Directive: Reproduce the entries below in full, word for word.

Information given:
# # #
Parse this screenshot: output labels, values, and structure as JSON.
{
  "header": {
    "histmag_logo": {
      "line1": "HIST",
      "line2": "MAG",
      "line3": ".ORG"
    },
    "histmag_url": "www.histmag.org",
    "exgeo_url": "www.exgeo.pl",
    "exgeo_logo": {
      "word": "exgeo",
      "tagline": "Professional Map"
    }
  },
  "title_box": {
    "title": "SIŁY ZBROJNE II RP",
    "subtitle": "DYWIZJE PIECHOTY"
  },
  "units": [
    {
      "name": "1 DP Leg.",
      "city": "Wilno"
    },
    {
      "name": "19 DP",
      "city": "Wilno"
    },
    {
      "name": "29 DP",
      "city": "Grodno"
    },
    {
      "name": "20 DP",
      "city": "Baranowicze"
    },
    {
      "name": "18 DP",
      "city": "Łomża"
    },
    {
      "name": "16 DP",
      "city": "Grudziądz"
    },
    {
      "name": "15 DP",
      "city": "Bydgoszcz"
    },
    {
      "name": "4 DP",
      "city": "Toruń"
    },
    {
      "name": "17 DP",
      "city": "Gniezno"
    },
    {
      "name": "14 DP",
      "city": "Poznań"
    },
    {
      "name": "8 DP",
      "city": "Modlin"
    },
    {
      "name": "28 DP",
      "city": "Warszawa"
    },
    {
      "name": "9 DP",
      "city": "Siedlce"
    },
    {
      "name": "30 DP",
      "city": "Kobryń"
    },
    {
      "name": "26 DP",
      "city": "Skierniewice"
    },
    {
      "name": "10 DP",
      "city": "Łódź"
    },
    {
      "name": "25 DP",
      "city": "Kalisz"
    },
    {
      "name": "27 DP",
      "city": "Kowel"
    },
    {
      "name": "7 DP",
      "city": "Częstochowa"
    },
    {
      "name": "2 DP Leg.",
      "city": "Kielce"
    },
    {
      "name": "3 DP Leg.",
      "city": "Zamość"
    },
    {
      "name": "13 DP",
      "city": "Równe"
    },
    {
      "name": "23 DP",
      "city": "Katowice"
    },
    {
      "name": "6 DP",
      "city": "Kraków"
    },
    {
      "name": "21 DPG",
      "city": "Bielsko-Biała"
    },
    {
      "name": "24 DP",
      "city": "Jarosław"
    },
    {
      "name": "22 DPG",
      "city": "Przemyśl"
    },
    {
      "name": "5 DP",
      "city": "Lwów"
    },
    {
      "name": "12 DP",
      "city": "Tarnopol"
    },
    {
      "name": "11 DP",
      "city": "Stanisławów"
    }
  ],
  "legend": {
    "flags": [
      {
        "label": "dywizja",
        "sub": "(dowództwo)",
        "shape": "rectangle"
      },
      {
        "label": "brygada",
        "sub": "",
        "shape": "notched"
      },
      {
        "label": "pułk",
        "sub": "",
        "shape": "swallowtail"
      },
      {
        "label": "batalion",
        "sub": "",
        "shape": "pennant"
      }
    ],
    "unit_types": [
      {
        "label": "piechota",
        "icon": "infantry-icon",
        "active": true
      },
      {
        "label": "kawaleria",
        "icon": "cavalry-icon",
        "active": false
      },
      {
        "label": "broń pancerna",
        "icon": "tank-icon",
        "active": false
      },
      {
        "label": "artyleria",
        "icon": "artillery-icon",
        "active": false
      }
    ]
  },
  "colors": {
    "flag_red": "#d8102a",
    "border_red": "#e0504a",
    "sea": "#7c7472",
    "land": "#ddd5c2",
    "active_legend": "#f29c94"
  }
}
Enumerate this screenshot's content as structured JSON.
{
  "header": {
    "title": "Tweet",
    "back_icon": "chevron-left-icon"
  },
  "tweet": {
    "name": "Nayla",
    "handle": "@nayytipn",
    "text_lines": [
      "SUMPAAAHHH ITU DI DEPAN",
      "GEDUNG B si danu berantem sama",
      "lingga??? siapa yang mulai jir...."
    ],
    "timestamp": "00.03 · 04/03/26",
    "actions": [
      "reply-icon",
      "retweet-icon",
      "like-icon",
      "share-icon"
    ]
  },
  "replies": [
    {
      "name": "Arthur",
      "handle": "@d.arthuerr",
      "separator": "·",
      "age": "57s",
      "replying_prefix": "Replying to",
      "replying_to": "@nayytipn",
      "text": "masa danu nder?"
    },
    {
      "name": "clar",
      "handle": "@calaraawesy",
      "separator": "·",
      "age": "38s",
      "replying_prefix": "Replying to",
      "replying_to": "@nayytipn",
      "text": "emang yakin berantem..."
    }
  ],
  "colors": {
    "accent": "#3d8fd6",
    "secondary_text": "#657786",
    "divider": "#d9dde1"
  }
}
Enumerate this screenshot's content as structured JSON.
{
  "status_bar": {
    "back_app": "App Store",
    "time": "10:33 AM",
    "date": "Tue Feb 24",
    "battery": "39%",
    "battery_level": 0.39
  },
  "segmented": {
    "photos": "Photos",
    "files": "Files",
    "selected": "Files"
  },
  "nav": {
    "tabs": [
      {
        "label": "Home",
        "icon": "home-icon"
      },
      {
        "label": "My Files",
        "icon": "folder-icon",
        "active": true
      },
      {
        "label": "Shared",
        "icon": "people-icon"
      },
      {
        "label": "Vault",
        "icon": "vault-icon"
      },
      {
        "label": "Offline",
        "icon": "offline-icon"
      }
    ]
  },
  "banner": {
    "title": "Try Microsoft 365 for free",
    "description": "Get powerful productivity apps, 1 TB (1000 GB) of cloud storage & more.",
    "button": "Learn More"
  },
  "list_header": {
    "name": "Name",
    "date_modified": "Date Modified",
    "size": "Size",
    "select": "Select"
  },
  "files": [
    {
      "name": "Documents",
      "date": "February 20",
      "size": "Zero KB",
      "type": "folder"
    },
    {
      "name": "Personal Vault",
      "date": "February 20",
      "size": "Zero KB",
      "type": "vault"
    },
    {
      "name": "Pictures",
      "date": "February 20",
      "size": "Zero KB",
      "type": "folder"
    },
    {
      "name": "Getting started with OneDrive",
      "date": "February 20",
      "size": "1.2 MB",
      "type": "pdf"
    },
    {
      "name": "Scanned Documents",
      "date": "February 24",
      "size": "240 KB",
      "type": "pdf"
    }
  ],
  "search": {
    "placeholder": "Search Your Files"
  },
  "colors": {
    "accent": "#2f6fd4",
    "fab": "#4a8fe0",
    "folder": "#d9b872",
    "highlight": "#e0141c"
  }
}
# # #
Correct response:
Parse this screenshot: output labels, values, and structure as JSON.
{
  "header": {
    "histmag_logo": {
      "line1": "HIST",
      "line2": "MAG",
      "line3": ".ORG"
    },
    "histmag_url": "www.histmag.org",
    "exgeo_url": "www.exgeo.pl",
    "exgeo_logo": {
      "word": "exgeo",
      "tagline": "Professional Map"
    }
  },
  "title_box": {
    "title": "SIŁY ZBROJNE II RP",
    "subtitle": "DYWIZJE PIECHOTY"
  },
  "units": [
    {
      "name": "1 DP Leg.",
      "city": "Wilno"
    },
    {
      "name": "19 DP",
      "city": "Wilno"
    },
    {
      "name": "29 DP",
      "city": "Grodno"
    },
    {
      "name": "20 DP",
      "city": "Baranowicze"
    },
    {
      "name": "18 DP",
      "city": "Łomża"
    },
    {
      "name": "16 DP",
      "city": "Grudziądz"
    },
    {
      "name": "15 DP",
      "city": "Bydgoszcz"
    },
    {
      "name": "4 DP",
      "city": "Toruń"
    },
    {
      "name": "17 DP",
      "city": "Gniezno"
    },
    {
      "name": "14 DP",
      "city": "Poznań"
    },
    {
      "name": "8 DP",
      "city": "Modlin"
    },
    {
      "name": "28 DP",
      "city": "Warszawa"
    },
    {
      "name": "9 DP",
      "city": "Siedlce"
    },
    {
      "name": "30 DP",
      "city": "Kobryń"
    },
    {
      "name": "26 DP",
      "city": "Skierniewice"
    },
    {
      "name": "10 DP",
      "city": "Łódź"
    },
    {
      "name": "25 DP",
      "city": "Kalisz"
    },
    {
      "name": "27 DP",
      "city": "Kowel"
    },
    {
      "name": "7 DP",
      "city": "Częstochowa"
    },
    {
      "name": "2 DP Leg.",
      "city": "Kielce"
    },
    {
      "name": "3 DP Leg.",
      "city": "Zamość"
    },
    {
      "name": "13 DP",
      "city": "Równe"
    },
    {
      "name": "23 DP",
      "city": "Katowice"
    },
    {
      "name": "6 DP",
      "city": "Kraków"
    },
    {
      "name": "21 DPG",
      "city": "Bielsko-Biała"
    },
    {
      "name": "24 DP",
      "city": "Jarosław"
    },
    {
      "name": "22 DPG",
      "city": "Przemyśl"
    },
    {
      "name": "5 DP",
      "city": "Lwów"
    },
    {
      "name": "12 DP",
      "city": "Tarnopol"
    },
    {
      "name": "11 DP",
      "city": "Stanisławów"
    }
  ],
  "legend": {
    "flags": [
      {
        "label": "dywizja",
        "sub": "(dowództwo)",
        "shape": "rectangle"
      },
      {
        "label": "brygada",
        "sub": "",
        "shape": "notched"
      },
      {
        "label": "pułk",
        "sub": "",
        "shape": "swallowtail"
      },
      {
        "label": "batalion",
        "sub": "",
        "shape": "pennant"
      }
    ],
    "unit_types": [
      {
        "label": "piechota",
        "icon": "infantry-icon",
        "active": true
      },
      {
        "label": "kawaleria",
        "icon": "cavalry-icon",
        "active": false
      },
      {
        "label": "broń pancerna",
        "icon": "tank-icon",
        "active": false
      },
      {
        "label": "artyleria",
        "icon": "artillery-icon",
        "active": false
      }
    ]
  },
  "colors": {
    "flag_red": "#d8102a",
    "border_red": "#e0504a",
    "sea": "#7c7472",
    "land": "#ddd5c2",
    "active_legend": "#f29c94"
  }
}
Enumerate this screenshot's content as structured JSON.
{
  "header": {
    "title": "Tweet",
    "back_icon": "chevron-left-icon"
  },
  "tweet": {
    "name": "Nayla",
    "handle": "@nayytipn",
    "text_lines": [
      "SUMPAAAHHH ITU DI DEPAN",
      "GEDUNG B si danu berantem sama",
      "lingga??? siapa yang mulai jir...."
    ],
    "timestamp": "00.03 · 04/03/26",
    "actions": [
      "reply-icon",
      "retweet-icon",
      "like-icon",
      "share-icon"
    ]
  },
  "replies": [
    {
      "name": "Arthur",
      "handle": "@d.arthuerr",
      "separator": "·",
      "age": "57s",
      "replying_prefix": "Replying to",
      "replying_to": "@nayytipn",
      "text": "masa danu nder?"
    },
    {
      "name": "clar",
      "handle": "@calaraawesy",
      "separator": "·",
      "age": "38s",
      "replying_prefix": "Replying to",
      "replying_to": "@nayytipn",
      "text": "emang yakin berantem..."
    }
  ],
  "colors": {
    "accent": "#3d8fd6",
    "secondary_text": "#657786",
    "divider": "#d9dde1"
  }
}
Enumerate this screenshot's content as structured JSON.
{
  "status_bar": {
    "back_app": "App Store",
    "time": "10:33 AM",
    "date": "Tue Feb 24",
    "battery": "39%",
    "battery_level": 0.39
  },
  "segmented": {
    "photos": "Photos",
    "files": "Files",
    "selected": "Files"
  },
  "nav": {
    "tabs": [
      {
        "label": "Home",
        "icon": "home-icon"
      },
      {
        "label": "My Files",
        "icon": "folder-icon",
        "active": true
      },
      {
        "label": "Shared",
        "icon": "people-icon"
      },
      {
        "label": "Vault",
        "icon": "vault-icon"
      },
      {
        "label": "Offline",
        "icon": "offline-icon"
      }
    ]
  },
  "banner": {
    "title": "Try Microsoft 365 for free",
    "description": "Get powerful productivity apps, 1 TB (1000 GB) of cloud storage & more.",
    "button": "Learn More"
  },
  "list_header": {
    "name": "Name",
    "date_modified": "Date Modified",
    "size": "Size",
    "select": "Select"
  },
  "files": [
    {
      "name": "Documents",
      "date": "February 20",
      "size": "Zero KB",
      "type": "folder"
    },
    {
      "name": "Personal Vault",
      "date": "February 20",
      "size": "Zero KB",
      "type": "vault"
    },
    {
      "name": "Pictures",
      "date": "February 20",
      "size": "Zero KB",
      "type": "folder"
    },
    {
      "name": "Getting started with OneDrive",
      "date": "February 20",
      "size": "1.2 MB",
      "type": "pdf"
    },
    {
      "name": "Scanned Documents",
      "date": "February 24",
      "size": "240 KB",
      "type": "pdf"
    }
  ],
  "search": {
    "placeholder": "Search Your Files"
  },
  "colors": {
    "accent": "#2f6fd4",
    "fab": "#4a8fe0",
    "folder": "#d9b872",
    "highlight": "#e0141c"
  }
}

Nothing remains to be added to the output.